Collected data
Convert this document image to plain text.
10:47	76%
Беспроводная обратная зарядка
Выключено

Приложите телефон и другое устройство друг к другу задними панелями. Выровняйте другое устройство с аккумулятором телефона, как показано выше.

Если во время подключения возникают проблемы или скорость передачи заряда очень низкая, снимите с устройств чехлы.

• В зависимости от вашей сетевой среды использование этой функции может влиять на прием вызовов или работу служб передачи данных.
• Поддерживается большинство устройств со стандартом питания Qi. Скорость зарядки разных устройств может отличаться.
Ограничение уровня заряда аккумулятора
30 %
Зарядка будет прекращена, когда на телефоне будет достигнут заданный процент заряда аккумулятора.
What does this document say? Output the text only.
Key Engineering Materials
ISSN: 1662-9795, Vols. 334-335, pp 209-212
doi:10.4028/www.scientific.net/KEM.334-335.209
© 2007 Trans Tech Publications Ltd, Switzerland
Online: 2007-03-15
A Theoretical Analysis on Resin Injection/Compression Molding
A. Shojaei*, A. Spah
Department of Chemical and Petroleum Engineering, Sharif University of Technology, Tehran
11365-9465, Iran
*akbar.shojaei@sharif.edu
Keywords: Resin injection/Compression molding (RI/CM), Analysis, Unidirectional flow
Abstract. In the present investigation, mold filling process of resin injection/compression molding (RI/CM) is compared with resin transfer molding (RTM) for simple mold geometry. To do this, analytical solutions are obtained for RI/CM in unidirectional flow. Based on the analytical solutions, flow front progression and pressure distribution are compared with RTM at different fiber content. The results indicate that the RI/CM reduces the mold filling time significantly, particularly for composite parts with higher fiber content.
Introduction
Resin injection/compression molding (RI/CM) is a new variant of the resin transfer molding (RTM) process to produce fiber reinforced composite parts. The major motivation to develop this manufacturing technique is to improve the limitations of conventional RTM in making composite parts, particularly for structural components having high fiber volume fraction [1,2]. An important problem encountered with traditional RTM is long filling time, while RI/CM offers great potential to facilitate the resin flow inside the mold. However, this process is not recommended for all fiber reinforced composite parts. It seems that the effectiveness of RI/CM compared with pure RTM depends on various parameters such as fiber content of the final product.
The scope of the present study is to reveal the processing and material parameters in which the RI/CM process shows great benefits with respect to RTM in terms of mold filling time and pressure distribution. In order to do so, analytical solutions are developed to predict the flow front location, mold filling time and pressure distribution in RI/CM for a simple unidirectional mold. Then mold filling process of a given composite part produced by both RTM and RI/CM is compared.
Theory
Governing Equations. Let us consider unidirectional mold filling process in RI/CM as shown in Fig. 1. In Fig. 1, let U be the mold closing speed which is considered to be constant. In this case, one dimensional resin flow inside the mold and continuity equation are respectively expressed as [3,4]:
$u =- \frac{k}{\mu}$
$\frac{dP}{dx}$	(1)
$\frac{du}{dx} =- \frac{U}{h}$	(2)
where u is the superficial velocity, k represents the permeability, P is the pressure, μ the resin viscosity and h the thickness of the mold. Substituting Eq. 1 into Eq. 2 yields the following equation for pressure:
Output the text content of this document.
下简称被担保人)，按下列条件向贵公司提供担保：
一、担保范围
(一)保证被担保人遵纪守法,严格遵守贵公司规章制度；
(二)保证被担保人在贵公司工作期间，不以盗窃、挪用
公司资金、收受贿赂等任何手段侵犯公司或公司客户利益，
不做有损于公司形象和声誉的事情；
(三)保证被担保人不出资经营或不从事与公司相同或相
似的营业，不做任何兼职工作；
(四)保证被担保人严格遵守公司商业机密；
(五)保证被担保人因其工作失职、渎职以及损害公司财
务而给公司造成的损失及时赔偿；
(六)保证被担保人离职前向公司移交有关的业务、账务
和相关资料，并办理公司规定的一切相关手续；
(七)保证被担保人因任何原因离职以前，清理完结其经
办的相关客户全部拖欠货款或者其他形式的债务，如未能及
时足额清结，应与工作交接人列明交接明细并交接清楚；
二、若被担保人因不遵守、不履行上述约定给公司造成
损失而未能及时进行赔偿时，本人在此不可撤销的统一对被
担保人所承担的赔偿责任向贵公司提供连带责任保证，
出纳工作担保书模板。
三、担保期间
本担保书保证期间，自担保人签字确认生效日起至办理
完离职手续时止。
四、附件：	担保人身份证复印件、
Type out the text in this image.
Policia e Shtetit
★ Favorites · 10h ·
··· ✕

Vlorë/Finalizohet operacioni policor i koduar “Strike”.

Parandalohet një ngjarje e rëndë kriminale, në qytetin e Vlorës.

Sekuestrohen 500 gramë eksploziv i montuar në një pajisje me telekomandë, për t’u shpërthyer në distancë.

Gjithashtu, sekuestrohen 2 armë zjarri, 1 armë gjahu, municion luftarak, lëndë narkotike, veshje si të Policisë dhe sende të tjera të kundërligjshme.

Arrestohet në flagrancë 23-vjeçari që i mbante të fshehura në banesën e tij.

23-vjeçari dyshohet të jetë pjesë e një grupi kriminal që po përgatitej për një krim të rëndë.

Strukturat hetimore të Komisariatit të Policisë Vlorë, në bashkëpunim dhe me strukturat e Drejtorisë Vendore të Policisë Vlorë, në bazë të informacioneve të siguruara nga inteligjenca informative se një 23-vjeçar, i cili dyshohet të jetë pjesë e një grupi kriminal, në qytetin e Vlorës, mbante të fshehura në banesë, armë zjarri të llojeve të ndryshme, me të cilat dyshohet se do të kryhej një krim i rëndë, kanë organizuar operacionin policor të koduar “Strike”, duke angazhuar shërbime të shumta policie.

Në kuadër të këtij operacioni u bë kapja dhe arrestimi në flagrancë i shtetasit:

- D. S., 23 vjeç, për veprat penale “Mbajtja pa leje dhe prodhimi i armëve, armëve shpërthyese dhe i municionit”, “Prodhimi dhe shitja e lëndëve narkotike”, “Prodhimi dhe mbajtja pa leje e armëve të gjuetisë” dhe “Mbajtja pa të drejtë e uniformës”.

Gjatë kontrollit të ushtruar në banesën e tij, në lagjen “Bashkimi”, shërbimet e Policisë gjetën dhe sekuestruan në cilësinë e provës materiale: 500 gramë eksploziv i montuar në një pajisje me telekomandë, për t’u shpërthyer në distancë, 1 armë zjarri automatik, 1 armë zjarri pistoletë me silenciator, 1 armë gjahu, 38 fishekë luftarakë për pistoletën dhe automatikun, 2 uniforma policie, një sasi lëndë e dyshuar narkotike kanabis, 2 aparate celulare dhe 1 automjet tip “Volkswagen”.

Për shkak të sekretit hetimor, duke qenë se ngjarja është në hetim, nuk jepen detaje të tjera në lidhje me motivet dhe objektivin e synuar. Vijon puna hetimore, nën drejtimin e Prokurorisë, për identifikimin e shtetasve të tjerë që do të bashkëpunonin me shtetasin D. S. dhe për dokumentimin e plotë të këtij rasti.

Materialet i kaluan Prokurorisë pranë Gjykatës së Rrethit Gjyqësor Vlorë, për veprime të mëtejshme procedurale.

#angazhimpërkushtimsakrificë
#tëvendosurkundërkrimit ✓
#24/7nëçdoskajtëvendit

### GOAL
Looking at the data above, show all lines where the word "может" occurs.

### SOLVED EXERCISE
• В зависимости от вашей сетевой среды использование этой функции может влиять на прием вызовов или работу служб передачи данных.
• Поддерживается большинство устройств со стандартом питания Qi. Скорость зарядки разных устройств может отличаться.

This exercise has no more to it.